#### Task goal
Copy out each line of the material in which the word "daripada" appears.

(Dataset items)
-- Begin --
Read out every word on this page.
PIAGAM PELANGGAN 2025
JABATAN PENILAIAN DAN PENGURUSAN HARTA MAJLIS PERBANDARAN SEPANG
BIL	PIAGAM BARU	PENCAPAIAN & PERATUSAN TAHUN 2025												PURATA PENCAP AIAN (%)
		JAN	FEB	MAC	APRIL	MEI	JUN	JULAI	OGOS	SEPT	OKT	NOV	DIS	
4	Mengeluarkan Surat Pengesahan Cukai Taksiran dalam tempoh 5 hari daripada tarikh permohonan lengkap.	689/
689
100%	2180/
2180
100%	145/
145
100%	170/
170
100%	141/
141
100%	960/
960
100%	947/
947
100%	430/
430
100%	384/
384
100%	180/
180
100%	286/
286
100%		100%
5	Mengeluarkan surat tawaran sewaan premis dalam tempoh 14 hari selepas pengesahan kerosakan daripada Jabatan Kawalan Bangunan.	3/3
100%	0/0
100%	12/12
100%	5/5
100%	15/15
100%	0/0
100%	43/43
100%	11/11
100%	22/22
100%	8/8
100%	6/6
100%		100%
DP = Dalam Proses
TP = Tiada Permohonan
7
-- End --
#### Answer to the exercise
4	Mengeluarkan Surat Pengesahan Cukai Taksiran dalam tempoh 5 hari daripada tarikh permohonan lengkap.	689/
5	Mengeluarkan surat tawaran sewaan premis dalam tempoh 14 hari selepas pengesahan kerosakan daripada Jabatan Kawalan Bangunan.	3/3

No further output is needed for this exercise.